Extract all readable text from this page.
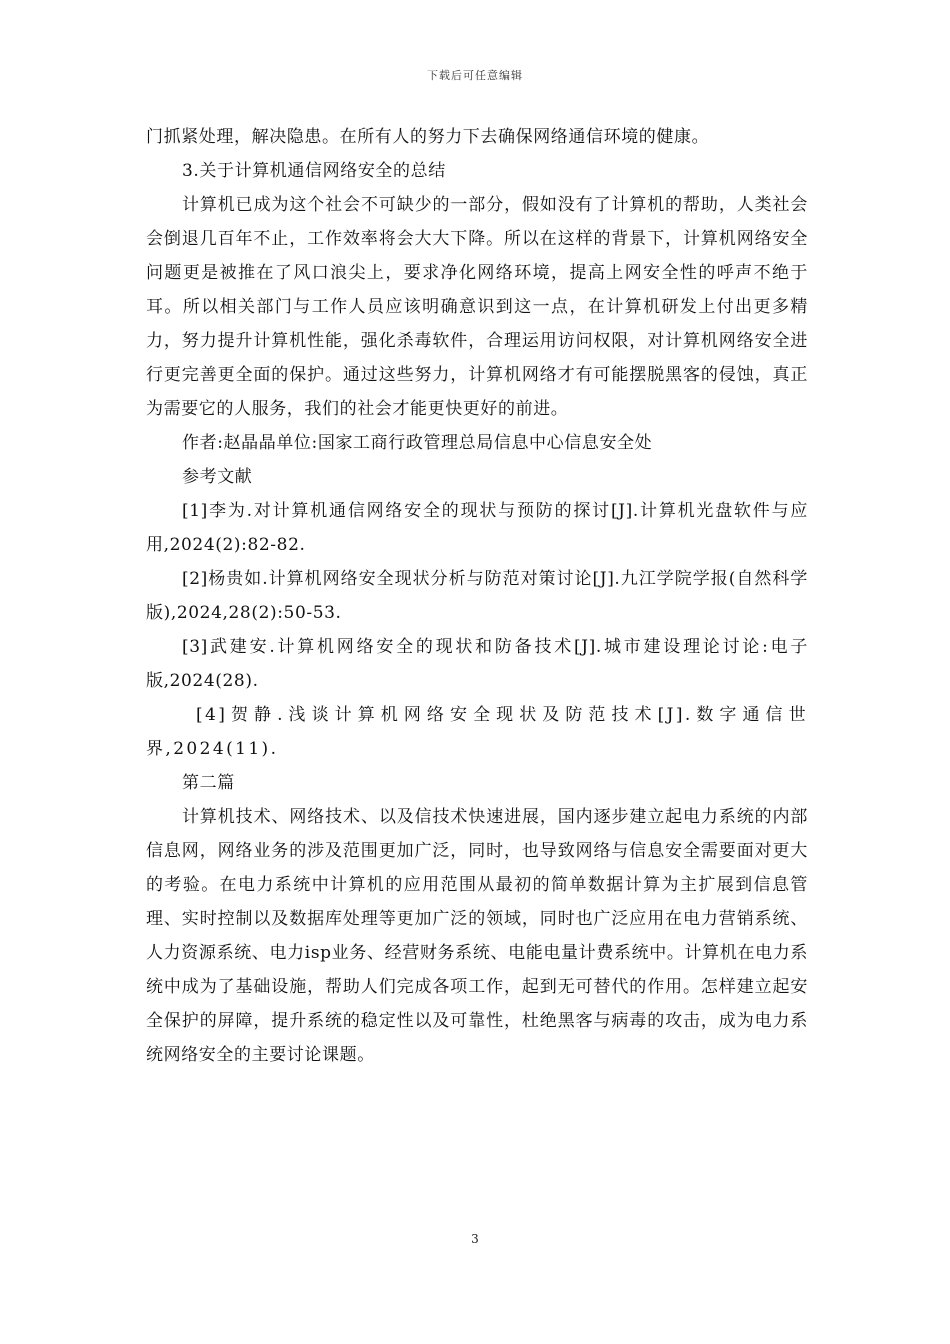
下载后可任意编辑

门抓紧处理，解决隐患。在所有人的努力下去确保网络通信环境的健康。

3.关于计算机通信网络安全的总结

计算机已成为这个社会不可缺少的一部分，假如没有了计算机的帮助，人类社会会倒退几百年不止，工作效率将会大大下降。所以在这样的背景下，计算机网络安全问题更是被推在了风口浪尖上，要求净化网络环境，提高上网安全性的呼声不绝于耳。所以相关部门与工作人员应该明确意识到这一点，在计算机研发上付出更多精力，努力提升计算机性能，强化杀毒软件，合理运用访问权限，对计算机网络安全进行更完善更全面的保护。通过这些努力，计算机网络才有可能摆脱黑客的侵蚀，真正为需要它的人服务，我们的社会才能更快更好的前进。

作者:赵晶晶单位:国家工商行政管理总局信息中心信息安全处

参考文献

[1]李为.对计算机通信网络安全的现状与预防的探讨[J].计算机光盘软件与应用,2024(2):82-82.

[2]杨贵如.计算机网络安全现状分析与防范对策讨论[J].九江学院学报(自然科学版),2024,28(2):50-53.

[3]武建安.计算机网络安全的现状和防备技术[J].城市建设理论讨论:电子版,2024(28).

[4]贺静.浅谈计算机网络安全现状及防范技术[J].数字通信世界,2024(11).

第二篇

计算机技术、网络技术、以及信技术快速进展，国内逐步建立起电力系统的内部信息网，网络业务的涉及范围更加广泛，同时，也导致网络与信息安全需要面对更大的考验。在电力系统中计算机的应用范围从最初的简单数据计算为主扩展到信息管理、实时控制以及数据库处理等更加广泛的领域，同时也广泛应用在电力营销系统、人力资源系统、电力isp业务、经营财务系统、电能电量计费系统中。计算机在电力系统中成为了基础设施，帮助人们完成各项工作，起到无可替代的作用。怎样建立起安全保护的屏障，提升系统的稳定性以及可靠性，杜绝黑客与病毒的攻击，成为电力系统网络安全的主要讨论课题。

3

::::::::::

Task objective:
Quote the entries above word for word. Leave the images out.

Solution to the exercise:
Extract all readable text from this page.
下载后可任意编辑

门抓紧处理，解决隐患。在所有人的努力下去确保网络通信环境的健康。

3.关于计算机通信网络安全的总结

计算机已成为这个社会不可缺少的一部分，假如没有了计算机的帮助，人类社会会倒退几百年不止，工作效率将会大大下降。所以在这样的背景下，计算机网络安全问题更是被推在了风口浪尖上，要求净化网络环境，提高上网安全性的呼声不绝于耳。所以相关部门与工作人员应该明确意识到这一点，在计算机研发上付出更多精力，努力提升计算机性能，强化杀毒软件，合理运用访问权限，对计算机网络安全进行更完善更全面的保护。通过这些努力，计算机网络才有可能摆脱黑客的侵蚀，真正为需要它的人服务，我们的社会才能更快更好的前进。

作者:赵晶晶单位:国家工商行政管理总局信息中心信息安全处

参考文献

[1]李为.对计算机通信网络安全的现状与预防的探讨[J].计算机光盘软件与应用,2024(2):82-82.

[2]杨贵如.计算机网络安全现状分析与防范对策讨论[J].九江学院学报(自然科学版),2024,28(2):50-53.

[3]武建安.计算机网络安全的现状和防备技术[J].城市建设理论讨论:电子版,2024(28).

[4]贺静.浅谈计算机网络安全现状及防范技术[J].数字通信世界,2024(11).

第二篇

计算机技术、网络技术、以及信技术快速进展，国内逐步建立起电力系统的内部信息网，网络业务的涉及范围更加广泛，同时，也导致网络与信息安全需要面对更大的考验。在电力系统中计算机的应用范围从最初的简单数据计算为主扩展到信息管理、实时控制以及数据库处理等更加广泛的领域，同时也广泛应用在电力营销系统、人力资源系统、电力isp业务、经营财务系统、电能电量计费系统中。计算机在电力系统中成为了基础设施，帮助人们完成各项工作，起到无可替代的作用。怎样建立起安全保护的屏障，提升系统的稳定性以及可靠性，杜绝黑客与病毒的攻击，成为电力系统网络安全的主要讨论课题。

3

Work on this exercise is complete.